Saved entries:
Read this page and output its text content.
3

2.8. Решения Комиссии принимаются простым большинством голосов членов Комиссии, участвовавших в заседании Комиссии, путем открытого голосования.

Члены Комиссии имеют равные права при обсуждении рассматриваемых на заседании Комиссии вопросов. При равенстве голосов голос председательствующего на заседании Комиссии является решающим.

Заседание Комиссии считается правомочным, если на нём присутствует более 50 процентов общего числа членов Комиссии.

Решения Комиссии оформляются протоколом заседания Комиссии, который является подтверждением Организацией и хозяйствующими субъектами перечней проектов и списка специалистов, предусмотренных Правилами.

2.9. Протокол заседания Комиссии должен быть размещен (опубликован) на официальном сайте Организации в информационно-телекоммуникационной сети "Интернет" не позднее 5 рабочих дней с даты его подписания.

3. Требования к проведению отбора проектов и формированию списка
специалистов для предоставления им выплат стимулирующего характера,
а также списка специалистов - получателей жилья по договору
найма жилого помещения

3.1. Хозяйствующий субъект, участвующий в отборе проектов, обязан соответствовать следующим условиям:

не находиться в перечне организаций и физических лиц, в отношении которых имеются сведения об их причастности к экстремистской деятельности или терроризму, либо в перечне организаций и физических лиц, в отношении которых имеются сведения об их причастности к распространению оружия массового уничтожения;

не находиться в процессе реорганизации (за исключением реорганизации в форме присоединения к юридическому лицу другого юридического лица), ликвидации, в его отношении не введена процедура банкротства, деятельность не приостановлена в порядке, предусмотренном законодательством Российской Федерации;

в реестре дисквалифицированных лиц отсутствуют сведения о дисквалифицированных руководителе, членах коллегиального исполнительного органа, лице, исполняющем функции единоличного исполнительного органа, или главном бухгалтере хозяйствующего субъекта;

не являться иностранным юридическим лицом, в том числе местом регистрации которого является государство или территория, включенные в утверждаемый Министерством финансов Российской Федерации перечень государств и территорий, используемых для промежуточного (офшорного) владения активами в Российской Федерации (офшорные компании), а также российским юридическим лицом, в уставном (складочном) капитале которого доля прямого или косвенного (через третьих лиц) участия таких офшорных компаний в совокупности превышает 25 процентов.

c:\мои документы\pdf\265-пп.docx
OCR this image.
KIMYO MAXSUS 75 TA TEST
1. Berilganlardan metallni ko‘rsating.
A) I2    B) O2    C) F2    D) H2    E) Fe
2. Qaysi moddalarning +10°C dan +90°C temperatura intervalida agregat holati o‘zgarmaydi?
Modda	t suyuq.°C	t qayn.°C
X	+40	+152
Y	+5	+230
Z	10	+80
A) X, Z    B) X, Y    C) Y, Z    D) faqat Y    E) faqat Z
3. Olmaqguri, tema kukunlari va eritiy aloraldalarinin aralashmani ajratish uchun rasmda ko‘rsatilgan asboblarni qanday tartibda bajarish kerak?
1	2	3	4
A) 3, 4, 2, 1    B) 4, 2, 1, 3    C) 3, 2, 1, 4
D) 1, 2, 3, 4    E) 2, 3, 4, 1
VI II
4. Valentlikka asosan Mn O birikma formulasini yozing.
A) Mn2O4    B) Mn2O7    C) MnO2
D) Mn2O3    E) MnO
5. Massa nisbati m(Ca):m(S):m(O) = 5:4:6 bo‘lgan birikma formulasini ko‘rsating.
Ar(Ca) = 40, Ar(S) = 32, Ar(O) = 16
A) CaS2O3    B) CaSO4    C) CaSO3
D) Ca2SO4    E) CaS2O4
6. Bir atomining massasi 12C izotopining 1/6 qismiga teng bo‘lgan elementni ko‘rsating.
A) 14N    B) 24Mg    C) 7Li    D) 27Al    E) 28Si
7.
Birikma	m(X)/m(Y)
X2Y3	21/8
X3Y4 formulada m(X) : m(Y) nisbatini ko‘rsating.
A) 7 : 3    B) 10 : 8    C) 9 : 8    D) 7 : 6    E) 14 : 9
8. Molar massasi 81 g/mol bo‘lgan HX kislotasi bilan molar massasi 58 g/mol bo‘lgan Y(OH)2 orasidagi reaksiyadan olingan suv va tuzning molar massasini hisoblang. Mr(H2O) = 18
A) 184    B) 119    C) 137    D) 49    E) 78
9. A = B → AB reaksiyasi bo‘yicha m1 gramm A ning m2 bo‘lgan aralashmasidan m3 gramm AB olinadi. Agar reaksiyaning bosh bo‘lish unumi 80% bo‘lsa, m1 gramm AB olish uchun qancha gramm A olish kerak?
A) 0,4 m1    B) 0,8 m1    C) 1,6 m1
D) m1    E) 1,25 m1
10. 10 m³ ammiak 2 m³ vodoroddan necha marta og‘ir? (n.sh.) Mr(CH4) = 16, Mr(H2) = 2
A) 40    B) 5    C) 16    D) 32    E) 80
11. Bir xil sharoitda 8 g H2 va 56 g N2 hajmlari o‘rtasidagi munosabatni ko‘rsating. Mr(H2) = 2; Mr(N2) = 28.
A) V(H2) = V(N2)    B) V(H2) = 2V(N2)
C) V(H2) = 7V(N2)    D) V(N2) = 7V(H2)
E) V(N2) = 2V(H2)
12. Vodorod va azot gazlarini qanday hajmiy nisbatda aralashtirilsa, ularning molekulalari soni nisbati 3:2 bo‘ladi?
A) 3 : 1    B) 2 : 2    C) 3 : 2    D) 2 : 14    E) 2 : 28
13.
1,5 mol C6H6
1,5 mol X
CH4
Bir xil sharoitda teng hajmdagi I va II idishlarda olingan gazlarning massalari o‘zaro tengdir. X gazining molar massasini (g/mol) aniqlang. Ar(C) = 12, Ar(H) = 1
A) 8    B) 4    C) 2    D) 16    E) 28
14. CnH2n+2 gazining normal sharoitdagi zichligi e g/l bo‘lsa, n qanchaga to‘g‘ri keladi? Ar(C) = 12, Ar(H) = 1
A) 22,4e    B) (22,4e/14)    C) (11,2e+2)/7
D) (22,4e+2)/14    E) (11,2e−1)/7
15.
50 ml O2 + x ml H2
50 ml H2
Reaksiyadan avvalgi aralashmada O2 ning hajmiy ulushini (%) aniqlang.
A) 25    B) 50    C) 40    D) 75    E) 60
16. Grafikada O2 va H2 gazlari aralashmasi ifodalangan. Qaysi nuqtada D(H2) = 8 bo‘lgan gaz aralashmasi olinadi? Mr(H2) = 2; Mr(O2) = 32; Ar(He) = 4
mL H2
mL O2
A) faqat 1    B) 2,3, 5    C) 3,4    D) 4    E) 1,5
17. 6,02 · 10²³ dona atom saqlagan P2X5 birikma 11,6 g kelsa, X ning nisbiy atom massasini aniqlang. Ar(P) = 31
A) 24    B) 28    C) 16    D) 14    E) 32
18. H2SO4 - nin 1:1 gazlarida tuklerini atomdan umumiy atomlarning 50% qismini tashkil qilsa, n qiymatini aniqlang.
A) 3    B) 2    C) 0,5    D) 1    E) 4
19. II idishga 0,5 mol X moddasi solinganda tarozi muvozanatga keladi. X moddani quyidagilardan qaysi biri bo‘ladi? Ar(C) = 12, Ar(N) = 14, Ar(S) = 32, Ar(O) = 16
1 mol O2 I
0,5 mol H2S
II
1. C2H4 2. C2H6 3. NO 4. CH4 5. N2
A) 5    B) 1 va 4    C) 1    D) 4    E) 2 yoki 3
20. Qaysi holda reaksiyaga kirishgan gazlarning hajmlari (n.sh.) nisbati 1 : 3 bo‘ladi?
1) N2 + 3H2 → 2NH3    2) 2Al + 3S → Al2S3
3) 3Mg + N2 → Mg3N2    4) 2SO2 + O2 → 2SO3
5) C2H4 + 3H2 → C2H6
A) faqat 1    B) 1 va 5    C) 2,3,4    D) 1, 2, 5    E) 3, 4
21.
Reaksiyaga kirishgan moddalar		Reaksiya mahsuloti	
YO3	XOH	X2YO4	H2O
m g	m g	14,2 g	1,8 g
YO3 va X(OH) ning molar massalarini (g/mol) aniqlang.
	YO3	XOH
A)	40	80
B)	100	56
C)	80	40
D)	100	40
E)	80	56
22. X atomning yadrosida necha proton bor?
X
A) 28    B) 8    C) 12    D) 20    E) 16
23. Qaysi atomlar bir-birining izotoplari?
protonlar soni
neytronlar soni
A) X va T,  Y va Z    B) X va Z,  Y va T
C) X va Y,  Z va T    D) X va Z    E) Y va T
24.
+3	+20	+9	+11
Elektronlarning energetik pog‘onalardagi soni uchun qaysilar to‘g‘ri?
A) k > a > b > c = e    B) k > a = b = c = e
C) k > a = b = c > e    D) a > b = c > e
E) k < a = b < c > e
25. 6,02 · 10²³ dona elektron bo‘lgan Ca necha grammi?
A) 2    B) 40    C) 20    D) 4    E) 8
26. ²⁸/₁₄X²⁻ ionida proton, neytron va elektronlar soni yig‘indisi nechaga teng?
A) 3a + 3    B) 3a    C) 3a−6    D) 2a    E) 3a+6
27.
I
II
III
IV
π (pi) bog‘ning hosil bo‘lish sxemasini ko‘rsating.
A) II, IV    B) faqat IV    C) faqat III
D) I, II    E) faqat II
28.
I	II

> **Given request**
All lines above containing the string "keladi" are to be collected.

> **Correct response**
14. CnH2n+2 gazining normal sharoitdagi zichligi e g/l bo‘lsa, n qanchaga to‘g‘ri keladi? Ar(C) = 12, Ar(H) = 1
19. II idishga 0,5 mol X moddasi solinganda tarozi muvozanatga keladi. X moddani quyidagilardan qaysi biri bo‘ladi? Ar(C) = 12, Ar(N) = 14, Ar(S) = 32, Ar(O) = 16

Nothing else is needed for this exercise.